** Start SOURCE EXTRACT **

Monday, January 25, 2021

Checking User Threads and Temporary Tables With gdb in MariaDB 10.4+, Step By Step

There were no posts about gdb tricks for a long time in this blog. This is surely unusual, but I had not done anything fancy with gdb for more than a year. Today I've got a chance finally to find something new in the code and answer yet another question based on code review and some basic gdb commands.

The question was about the way to find what temporary tables, if any, that are created by some connection. There is no way to do this in MariaDB 10.4, see MDEV-12459 for some related plans (and I_S.INNODB_TEMP_TABLE_INFO of MySQL that appeared in MariaDB for a short time only). My immediate answer was that this is surely stored somewhere in THD structure and I just have to find it (and a way to work with that information) using code review and/or gdb.

The first step was easy. I know that THD is defined in sql/sql_class.h, and there I see:

class THD: public THD_count, /* this must be first */
           public Statement,
           /*
             This is to track items changed during execution of a prepared
             statement/stored procedure. It's created by
             nocheck_register_item_tree_change() in memory root of THD,
             and freed in rollback_item_tree_changes().
             For conventional execution it's always empty.
           */
           public Item_change_list,
           public MDL_context_owner,
           public Open_tables_state
...

Temporary tables surely must be somewhere in that Open_tables_state. In the same file we can find the following:

class Open_tables_state
{
public:
  /**
    As part of class THD, this member is set during execution
    of a prepared statement. When it is set, it is used
    by the locking subsystem to report a change in table metadata.
    When Open_tables_state part of THD is reset to open
    a system or INFORMATION_SCHEMA table, the member is cleared
    to avoid spurious ER_NEED_REPREPARE errors -- system and
    INFORMATION_SCHEMA tables are not subject to metadata version
    tracking.
    @sa check_and_update_table_version()
  */
  Reprepare_observer *m_reprepare_observer;

  /**
    List of regular tables in use by this thread. Contains temporary and
    base tables that were opened with @see open_tables().

** End SOURCE EXTRACT **

**COMPLETE THE FOLLOWING**
1) Which classes does THD inherit from in the gdb blog post's code excerpt?
2) Summarize the gdb blog post in two sentences.
3) Continue the gdb blog post from its last line.
The listing after the gdb blog post is separate material.

** Start DATASET EXTRACT **

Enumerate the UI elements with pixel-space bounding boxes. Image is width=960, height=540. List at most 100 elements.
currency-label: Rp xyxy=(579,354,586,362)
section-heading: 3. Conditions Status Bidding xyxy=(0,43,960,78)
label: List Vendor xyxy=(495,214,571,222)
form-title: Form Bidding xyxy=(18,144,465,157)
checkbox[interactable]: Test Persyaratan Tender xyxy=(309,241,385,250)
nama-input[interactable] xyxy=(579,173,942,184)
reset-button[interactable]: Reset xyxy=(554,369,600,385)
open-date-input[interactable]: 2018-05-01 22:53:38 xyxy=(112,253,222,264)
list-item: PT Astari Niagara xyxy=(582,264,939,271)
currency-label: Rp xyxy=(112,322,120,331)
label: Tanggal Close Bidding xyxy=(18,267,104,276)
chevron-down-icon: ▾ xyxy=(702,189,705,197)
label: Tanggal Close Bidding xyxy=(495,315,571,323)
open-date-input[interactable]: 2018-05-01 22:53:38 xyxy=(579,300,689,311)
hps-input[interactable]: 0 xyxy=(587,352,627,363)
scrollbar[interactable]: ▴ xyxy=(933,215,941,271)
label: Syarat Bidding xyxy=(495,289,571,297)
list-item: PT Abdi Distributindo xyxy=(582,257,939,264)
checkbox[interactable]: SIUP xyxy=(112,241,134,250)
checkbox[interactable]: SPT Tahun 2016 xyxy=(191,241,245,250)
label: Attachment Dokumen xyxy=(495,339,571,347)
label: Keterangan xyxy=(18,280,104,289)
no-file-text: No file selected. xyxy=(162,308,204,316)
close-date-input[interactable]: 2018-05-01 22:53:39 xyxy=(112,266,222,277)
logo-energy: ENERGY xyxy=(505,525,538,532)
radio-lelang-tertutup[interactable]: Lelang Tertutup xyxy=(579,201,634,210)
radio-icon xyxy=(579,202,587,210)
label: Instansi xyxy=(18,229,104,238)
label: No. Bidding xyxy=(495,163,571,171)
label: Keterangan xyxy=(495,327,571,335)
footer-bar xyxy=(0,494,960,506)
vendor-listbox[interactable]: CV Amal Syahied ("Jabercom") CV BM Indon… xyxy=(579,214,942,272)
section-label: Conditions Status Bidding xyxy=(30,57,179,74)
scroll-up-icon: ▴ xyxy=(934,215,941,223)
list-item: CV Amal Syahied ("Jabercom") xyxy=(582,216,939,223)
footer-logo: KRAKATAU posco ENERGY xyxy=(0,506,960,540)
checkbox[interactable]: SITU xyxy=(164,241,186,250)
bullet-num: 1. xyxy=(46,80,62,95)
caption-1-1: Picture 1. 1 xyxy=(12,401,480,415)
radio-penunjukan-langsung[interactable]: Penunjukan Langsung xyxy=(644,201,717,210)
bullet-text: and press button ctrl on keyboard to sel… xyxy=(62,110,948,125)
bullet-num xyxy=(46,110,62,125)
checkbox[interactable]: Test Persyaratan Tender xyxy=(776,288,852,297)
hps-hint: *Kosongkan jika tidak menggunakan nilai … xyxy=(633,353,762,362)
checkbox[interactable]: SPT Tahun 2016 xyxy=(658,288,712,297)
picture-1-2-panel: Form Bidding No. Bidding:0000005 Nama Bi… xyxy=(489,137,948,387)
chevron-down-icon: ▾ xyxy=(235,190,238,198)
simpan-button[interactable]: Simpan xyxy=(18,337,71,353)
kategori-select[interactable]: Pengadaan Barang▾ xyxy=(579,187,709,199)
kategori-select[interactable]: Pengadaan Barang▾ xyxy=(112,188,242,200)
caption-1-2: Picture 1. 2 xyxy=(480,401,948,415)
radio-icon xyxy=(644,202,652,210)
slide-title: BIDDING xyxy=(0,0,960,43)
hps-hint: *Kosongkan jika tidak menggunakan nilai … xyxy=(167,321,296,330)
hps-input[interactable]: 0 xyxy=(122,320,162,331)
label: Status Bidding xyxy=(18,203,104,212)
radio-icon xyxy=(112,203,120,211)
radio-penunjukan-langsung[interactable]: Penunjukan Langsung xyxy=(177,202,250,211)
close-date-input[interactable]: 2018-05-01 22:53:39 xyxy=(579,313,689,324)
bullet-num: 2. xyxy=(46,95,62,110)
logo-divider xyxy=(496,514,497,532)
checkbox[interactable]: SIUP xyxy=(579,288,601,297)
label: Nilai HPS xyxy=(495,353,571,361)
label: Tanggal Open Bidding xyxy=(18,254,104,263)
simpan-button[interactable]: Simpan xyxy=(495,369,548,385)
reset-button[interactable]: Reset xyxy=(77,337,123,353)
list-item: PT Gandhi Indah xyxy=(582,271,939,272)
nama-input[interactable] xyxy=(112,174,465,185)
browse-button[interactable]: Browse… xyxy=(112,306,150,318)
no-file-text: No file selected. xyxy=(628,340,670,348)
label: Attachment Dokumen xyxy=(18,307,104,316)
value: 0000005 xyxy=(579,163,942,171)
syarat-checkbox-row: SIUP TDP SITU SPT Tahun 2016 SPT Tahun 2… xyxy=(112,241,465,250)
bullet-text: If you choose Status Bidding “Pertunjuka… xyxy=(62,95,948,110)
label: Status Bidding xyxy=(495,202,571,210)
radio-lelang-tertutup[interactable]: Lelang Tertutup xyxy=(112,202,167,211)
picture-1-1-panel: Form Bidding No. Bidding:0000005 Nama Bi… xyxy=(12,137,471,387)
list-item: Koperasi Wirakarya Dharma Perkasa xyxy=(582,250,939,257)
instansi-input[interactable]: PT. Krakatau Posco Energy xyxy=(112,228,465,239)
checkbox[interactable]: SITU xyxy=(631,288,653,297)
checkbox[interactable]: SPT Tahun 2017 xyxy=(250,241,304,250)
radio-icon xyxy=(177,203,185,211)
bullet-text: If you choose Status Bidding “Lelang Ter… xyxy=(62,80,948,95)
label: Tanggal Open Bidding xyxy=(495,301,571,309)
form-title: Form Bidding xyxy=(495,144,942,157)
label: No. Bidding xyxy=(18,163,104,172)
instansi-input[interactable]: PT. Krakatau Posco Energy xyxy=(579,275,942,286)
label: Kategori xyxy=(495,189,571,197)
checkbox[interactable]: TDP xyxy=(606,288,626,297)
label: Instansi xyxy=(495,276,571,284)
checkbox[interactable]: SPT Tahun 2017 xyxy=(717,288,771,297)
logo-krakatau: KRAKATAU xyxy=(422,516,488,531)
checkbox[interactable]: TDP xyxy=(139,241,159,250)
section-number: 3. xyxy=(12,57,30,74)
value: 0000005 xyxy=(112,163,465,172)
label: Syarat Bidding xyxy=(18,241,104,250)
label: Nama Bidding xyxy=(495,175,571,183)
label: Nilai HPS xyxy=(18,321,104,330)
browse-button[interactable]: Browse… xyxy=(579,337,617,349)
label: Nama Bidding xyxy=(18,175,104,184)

** End DATASET EXTRACT **

**RESPONSES BY TASK**
1) THD_count, Statement, Item_change_list, MDL_context_owner, Open_tables_state

2) The author had not done anything fancy with gdb for over a year and now sets out to find which temporary tables a connection has created, which MariaDB 10.4 offers no way to do. Expecting the information to be stored in the THD structure, the author opens sql/sql_class.h, sees that THD inherits from Open_tables_state, and turns to that class, where one member is described as a list of the temporary and base tables in use by the thread.

3)
  */
  TABLE *open_tables;

  /**
    A list of temporary tables used by this thread. This includes
    user-level temporary tables, created with CREATE TEMPORARY TABLE,
    and internal temporary tables, created, e.g., to resolve a SELECT,
    or for an intermediate table used in ALTER.
  */
  All_tmp_tables_list *temporary_tables;

...

With this information I am ready to dive into gdb session. I have MariaDB 10.4.18 at hand and create a couple of temporary tables in connection with id 9:

MariaDB [test]> select version(), connection_id(), current_user();
+-----------------+-----------------+------------------+
| version()       | connection_id() | current_user()   |
+-----------------+-----------------+------------------+
| 10.4.18-MariaDB |               9 | openxs@localhost |
+-----------------+-----------------+------------------+
1 row in set (0,000 sec)

MariaDB [test]> create temporary table mytemp(c1 int, c2 varchar(100));
Query OK, 0 rows affected (0,034 sec)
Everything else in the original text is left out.